**The input**
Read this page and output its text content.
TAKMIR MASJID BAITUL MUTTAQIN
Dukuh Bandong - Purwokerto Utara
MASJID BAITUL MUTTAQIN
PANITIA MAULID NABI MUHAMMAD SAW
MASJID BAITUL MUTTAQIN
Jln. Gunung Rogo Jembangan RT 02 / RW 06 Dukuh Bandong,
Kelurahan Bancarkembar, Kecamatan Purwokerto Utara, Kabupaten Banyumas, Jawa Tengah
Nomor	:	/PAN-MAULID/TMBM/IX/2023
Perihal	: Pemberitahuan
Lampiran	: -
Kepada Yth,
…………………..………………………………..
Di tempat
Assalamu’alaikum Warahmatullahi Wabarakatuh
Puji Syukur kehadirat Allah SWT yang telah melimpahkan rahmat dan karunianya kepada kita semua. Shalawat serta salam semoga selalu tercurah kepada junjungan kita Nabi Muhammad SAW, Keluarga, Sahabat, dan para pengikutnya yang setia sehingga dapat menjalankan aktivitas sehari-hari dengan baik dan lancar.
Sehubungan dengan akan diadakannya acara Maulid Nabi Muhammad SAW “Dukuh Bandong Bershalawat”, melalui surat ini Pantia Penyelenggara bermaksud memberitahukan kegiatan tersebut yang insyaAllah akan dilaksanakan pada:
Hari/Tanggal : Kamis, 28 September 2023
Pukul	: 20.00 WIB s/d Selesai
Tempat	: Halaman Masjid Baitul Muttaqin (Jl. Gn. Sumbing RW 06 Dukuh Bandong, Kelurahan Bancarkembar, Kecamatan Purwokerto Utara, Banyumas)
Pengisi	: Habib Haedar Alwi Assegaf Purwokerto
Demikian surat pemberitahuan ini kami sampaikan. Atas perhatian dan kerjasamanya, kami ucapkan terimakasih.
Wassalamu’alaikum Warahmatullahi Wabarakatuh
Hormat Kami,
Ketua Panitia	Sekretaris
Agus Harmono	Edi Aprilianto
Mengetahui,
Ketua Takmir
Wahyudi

**Task objective**
Reproduce all the records precisely.

**Task result**
Read this page and output its text content.
TAKMIR MASJID BAITUL MUTTAQIN
Dukuh Bandong - Purwokerto Utara
MASJID BAITUL MUTTAQIN
PANITIA MAULID NABI MUHAMMAD SAW
MASJID BAITUL MUTTAQIN
Jln. Gunung Rogo Jembangan RT 02 / RW 06 Dukuh Bandong,
Kelurahan Bancarkembar, Kecamatan Purwokerto Utara, Kabupaten Banyumas, Jawa Tengah
Nomor	:	/PAN-MAULID/TMBM/IX/2023
Perihal	: Pemberitahuan
Lampiran	: -
Kepada Yth,
…………………..………………………………..
Di tempat
Assalamu’alaikum Warahmatullahi Wabarakatuh
Puji Syukur kehadirat Allah SWT yang telah melimpahkan rahmat dan karunianya kepada kita semua. Shalawat serta salam semoga selalu tercurah kepada junjungan kita Nabi Muhammad SAW, Keluarga, Sahabat, dan para pengikutnya yang setia sehingga dapat menjalankan aktivitas sehari-hari dengan baik dan lancar.
Sehubungan dengan akan diadakannya acara Maulid Nabi Muhammad SAW “Dukuh Bandong Bershalawat”, melalui surat ini Pantia Penyelenggara bermaksud memberitahukan kegiatan tersebut yang insyaAllah akan dilaksanakan pada:
Hari/Tanggal : Kamis, 28 September 2023
Pukul	: 20.00 WIB s/d Selesai
Tempat	: Halaman Masjid Baitul Muttaqin (Jl. Gn. Sumbing RW 06 Dukuh Bandong, Kelurahan Bancarkembar, Kecamatan Purwokerto Utara, Banyumas)
Pengisi	: Habib Haedar Alwi Assegaf Purwokerto
Demikian surat pemberitahuan ini kami sampaikan. Atas perhatian dan kerjasamanya, kami ucapkan terimakasih.
Wassalamu’alaikum Warahmatullahi Wabarakatuh
Hormat Kami,
Ketua Panitia	Sekretaris
Agus Harmono	Edi Aprilianto
Mengetahui,
Ketua Takmir
Wahyudi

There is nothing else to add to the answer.